- _SHORT TASK_
Quote every line of the material beneath this one.

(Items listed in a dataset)
:::::

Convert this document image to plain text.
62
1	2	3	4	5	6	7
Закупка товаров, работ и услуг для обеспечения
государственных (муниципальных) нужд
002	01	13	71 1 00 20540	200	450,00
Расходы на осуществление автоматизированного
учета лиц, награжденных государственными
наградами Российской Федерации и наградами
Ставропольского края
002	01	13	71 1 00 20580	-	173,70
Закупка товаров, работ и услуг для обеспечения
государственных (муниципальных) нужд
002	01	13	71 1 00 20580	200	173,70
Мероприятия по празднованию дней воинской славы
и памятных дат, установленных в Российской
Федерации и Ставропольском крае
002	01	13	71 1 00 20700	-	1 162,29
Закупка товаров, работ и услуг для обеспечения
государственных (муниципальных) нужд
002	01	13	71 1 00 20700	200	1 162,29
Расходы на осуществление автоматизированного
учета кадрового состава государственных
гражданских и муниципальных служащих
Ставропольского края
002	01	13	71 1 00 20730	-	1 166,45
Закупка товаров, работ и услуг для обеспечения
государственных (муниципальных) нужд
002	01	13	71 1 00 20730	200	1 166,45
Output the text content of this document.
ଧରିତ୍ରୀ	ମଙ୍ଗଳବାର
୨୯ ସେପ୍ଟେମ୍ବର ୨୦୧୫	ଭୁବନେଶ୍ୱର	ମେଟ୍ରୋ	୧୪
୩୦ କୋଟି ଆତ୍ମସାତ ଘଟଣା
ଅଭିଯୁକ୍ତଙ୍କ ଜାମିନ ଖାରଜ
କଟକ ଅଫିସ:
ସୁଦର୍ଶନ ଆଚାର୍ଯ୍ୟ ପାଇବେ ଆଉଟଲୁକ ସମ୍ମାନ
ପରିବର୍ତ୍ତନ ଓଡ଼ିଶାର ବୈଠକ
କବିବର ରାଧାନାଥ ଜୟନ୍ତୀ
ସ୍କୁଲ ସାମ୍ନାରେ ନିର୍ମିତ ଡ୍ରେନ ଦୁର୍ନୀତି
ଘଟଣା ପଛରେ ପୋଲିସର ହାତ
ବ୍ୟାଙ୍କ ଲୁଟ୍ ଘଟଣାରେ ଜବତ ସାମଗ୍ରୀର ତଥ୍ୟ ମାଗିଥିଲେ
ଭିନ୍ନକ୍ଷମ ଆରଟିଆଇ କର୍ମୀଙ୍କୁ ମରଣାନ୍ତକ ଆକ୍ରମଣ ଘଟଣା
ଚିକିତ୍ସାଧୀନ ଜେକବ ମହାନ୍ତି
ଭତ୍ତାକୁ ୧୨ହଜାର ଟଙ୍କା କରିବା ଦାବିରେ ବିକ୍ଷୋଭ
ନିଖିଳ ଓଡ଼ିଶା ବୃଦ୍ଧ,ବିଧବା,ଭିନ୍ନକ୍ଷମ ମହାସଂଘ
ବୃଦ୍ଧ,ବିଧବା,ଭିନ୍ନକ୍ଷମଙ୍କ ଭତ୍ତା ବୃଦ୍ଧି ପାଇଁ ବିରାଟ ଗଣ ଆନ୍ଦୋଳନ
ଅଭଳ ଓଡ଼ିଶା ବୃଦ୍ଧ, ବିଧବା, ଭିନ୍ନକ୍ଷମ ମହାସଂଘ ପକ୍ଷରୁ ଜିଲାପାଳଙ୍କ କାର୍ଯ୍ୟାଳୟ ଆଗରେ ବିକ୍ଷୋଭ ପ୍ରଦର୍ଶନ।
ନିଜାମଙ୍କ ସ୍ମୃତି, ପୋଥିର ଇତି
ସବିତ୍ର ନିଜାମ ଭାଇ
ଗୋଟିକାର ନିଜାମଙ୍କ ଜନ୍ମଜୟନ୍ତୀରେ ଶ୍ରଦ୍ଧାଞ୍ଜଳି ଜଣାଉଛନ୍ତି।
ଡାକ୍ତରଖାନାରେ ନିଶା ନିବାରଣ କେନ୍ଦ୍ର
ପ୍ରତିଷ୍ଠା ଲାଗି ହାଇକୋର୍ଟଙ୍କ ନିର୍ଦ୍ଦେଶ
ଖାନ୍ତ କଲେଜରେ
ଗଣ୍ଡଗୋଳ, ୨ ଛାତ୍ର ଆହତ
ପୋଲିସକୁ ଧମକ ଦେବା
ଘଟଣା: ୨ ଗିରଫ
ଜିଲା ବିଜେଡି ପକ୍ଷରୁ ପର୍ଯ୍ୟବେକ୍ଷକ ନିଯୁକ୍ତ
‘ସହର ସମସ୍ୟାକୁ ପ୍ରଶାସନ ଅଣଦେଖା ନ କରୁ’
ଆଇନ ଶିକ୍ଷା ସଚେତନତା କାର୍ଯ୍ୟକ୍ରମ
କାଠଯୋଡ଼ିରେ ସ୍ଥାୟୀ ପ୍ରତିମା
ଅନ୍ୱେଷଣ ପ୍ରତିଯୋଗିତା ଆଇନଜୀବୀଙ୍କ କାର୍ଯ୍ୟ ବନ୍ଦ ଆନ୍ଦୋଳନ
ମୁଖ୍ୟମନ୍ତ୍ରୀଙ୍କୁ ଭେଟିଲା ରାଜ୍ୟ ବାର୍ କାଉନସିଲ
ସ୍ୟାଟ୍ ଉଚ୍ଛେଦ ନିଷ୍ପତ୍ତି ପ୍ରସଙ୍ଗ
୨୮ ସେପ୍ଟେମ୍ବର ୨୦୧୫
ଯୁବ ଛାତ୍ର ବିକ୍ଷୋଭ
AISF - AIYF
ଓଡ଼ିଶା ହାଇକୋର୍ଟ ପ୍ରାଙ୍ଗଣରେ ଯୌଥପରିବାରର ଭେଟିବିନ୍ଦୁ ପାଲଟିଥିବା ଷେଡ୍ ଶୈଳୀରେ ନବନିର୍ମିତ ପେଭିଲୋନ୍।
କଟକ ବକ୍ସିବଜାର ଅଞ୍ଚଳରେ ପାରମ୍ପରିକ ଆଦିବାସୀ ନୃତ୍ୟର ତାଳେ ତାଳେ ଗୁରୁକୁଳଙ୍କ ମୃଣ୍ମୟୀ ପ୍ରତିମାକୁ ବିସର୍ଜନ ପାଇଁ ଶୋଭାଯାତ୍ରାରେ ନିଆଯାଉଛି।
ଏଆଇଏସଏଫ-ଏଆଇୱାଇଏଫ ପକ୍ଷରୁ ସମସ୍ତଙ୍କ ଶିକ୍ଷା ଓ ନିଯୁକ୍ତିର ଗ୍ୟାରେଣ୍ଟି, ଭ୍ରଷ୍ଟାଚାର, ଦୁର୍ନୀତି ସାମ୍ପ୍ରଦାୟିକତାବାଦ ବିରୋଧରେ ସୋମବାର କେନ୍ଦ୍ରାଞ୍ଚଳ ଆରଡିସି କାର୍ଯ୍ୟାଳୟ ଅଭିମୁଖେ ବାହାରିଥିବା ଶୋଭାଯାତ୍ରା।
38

:::::

- _COMPLETED EXERCISE_
Convert this document image to plain text.
62
1	2	3	4	5	6	7
Закупка товаров, работ и услуг для обеспечения
государственных (муниципальных) нужд
002	01	13	71 1 00 20540	200	450,00
Расходы на осуществление автоматизированного
учета лиц, награжденных государственными
наградами Российской Федерации и наградами
Ставропольского края
002	01	13	71 1 00 20580	-	173,70
Закупка товаров, работ и услуг для обеспечения
государственных (муниципальных) нужд
002	01	13	71 1 00 20580	200	173,70
Мероприятия по празднованию дней воинской славы
и памятных дат, установленных в Российской
Федерации и Ставропольском крае
002	01	13	71 1 00 20700	-	1 162,29
Закупка товаров, работ и услуг для обеспечения
государственных (муниципальных) нужд
002	01	13	71 1 00 20700	200	1 162,29
Расходы на осуществление автоматизированного
учета кадрового состава государственных
гражданских и муниципальных служащих
Ставропольского края
002	01	13	71 1 00 20730	-	1 166,45
Закупка товаров, работ и услуг для обеспечения
государственных (муниципальных) нужд
002	01	13	71 1 00 20730	200	1 166,45
Output the text content of this document.
ଧରିତ୍ରୀ	ମଙ୍ଗଳବାର
୨୯ ସେପ୍ଟେମ୍ବର ୨୦୧୫	ଭୁବନେଶ୍ୱର	ମେଟ୍ରୋ	୧୪
୩୦ କୋଟି ଆତ୍ମସାତ ଘଟଣା
ଅଭିଯୁକ୍ତଙ୍କ ଜାମିନ ଖାରଜ
କଟକ ଅଫିସ:
ସୁଦର୍ଶନ ଆଚାର୍ଯ୍ୟ ପାଇବେ ଆଉଟଲୁକ ସମ୍ମାନ
ପରିବର୍ତ୍ତନ ଓଡ଼ିଶାର ବୈଠକ
କବିବର ରାଧାନାଥ ଜୟନ୍ତୀ
ସ୍କୁଲ ସାମ୍ନାରେ ନିର୍ମିତ ଡ୍ରେନ ଦୁର୍ନୀତି
ଘଟଣା ପଛରେ ପୋଲିସର ହାତ
ବ୍ୟାଙ୍କ ଲୁଟ୍ ଘଟଣାରେ ଜବତ ସାମଗ୍ରୀର ତଥ୍ୟ ମାଗିଥିଲେ
ଭିନ୍ନକ୍ଷମ ଆରଟିଆଇ କର୍ମୀଙ୍କୁ ମରଣାନ୍ତକ ଆକ୍ରମଣ ଘଟଣା
ଚିକିତ୍ସାଧୀନ ଜେକବ ମହାନ୍ତି
ଭତ୍ତାକୁ ୧୨ହଜାର ଟଙ୍କା କରିବା ଦାବିରେ ବିକ୍ଷୋଭ
ନିଖିଳ ଓଡ଼ିଶା ବୃଦ୍ଧ,ବିଧବା,ଭିନ୍ନକ୍ଷମ ମହାସଂଘ
ବୃଦ୍ଧ,ବିଧବା,ଭିନ୍ନକ୍ଷମଙ୍କ ଭତ୍ତା ବୃଦ୍ଧି ପାଇଁ ବିରାଟ ଗଣ ଆନ୍ଦୋଳନ
ଅଭଳ ଓଡ଼ିଶା ବୃଦ୍ଧ, ବିଧବା, ଭିନ୍ନକ୍ଷମ ମହାସଂଘ ପକ୍ଷରୁ ଜିଲାପାଳଙ୍କ କାର୍ଯ୍ୟାଳୟ ଆଗରେ ବିକ୍ଷୋଭ ପ୍ରଦର୍ଶନ।
ନିଜାମଙ୍କ ସ୍ମୃତି, ପୋଥିର ଇତି
ସବିତ୍ର ନିଜାମ ଭାଇ
ଗୋଟିକାର ନିଜାମଙ୍କ ଜନ୍ମଜୟନ୍ତୀରେ ଶ୍ରଦ୍ଧାଞ୍ଜଳି ଜଣାଉଛନ୍ତି।
ଡାକ୍ତରଖାନାରେ ନିଶା ନିବାରଣ କେନ୍ଦ୍ର
ପ୍ରତିଷ୍ଠା ଲାଗି ହାଇକୋର୍ଟଙ୍କ ନିର୍ଦ୍ଦେଶ
ଖାନ୍ତ କଲେଜରେ
ଗଣ୍ଡଗୋଳ, ୨ ଛାତ୍ର ଆହତ
ପୋଲିସକୁ ଧମକ ଦେବା
ଘଟଣା: ୨ ଗିରଫ
ଜିଲା ବିଜେଡି ପକ୍ଷରୁ ପର୍ଯ୍ୟବେକ୍ଷକ ନିଯୁକ୍ତ
‘ସହର ସମସ୍ୟାକୁ ପ୍ରଶାସନ ଅଣଦେଖା ନ କରୁ’
ଆଇନ ଶିକ୍ଷା ସଚେତନତା କାର୍ଯ୍ୟକ୍ରମ
କାଠଯୋଡ଼ିରେ ସ୍ଥାୟୀ ପ୍ରତିମା
ଅନ୍ୱେଷଣ ପ୍ରତିଯୋଗିତା ଆଇନଜୀବୀଙ୍କ କାର୍ଯ୍ୟ ବନ୍ଦ ଆନ୍ଦୋଳନ
ମୁଖ୍ୟମନ୍ତ୍ରୀଙ୍କୁ ଭେଟିଲା ରାଜ୍ୟ ବାର୍ କାଉନସିଲ
ସ୍ୟାଟ୍ ଉଚ୍ଛେଦ ନିଷ୍ପତ୍ତି ପ୍ରସଙ୍ଗ
୨୮ ସେପ୍ଟେମ୍ବର ୨୦୧୫
ଯୁବ ଛାତ୍ର ବିକ୍ଷୋଭ
AISF - AIYF
ଓଡ଼ିଶା ହାଇକୋର୍ଟ ପ୍ରାଙ୍ଗଣରେ ଯୌଥପରିବାରର ଭେଟିବିନ୍ଦୁ ପାଲଟିଥିବା ଷେଡ୍ ଶୈଳୀରେ ନବନିର୍ମିତ ପେଭିଲୋନ୍।
କଟକ ବକ୍ସିବଜାର ଅଞ୍ଚଳରେ ପାରମ୍ପରିକ ଆଦିବାସୀ ନୃତ୍ୟର ତାଳେ ତାଳେ ଗୁରୁକୁଳଙ୍କ ମୃଣ୍ମୟୀ ପ୍ରତିମାକୁ ବିସର୍ଜନ ପାଇଁ ଶୋଭାଯାତ୍ରାରେ ନିଆଯାଉଛି।
ଏଆଇଏସଏଫ-ଏଆଇୱାଇଏଫ ପକ୍ଷରୁ ସମସ୍ତଙ୍କ ଶିକ୍ଷା ଓ ନିଯୁକ୍ତିର ଗ୍ୟାରେଣ୍ଟି, ଭ୍ରଷ୍ଟାଚାର, ଦୁର୍ନୀତି ସାମ୍ପ୍ରଦାୟିକତାବାଦ ବିରୋଧରେ ସୋମବାର କେନ୍ଦ୍ରାଞ୍ଚଳ ଆରଡିସି କାର୍ଯ୍ୟାଳୟ ଅଭିମୁଖେ ବାହାରିଥିବା ଶୋଭାଯାତ୍ରା।
38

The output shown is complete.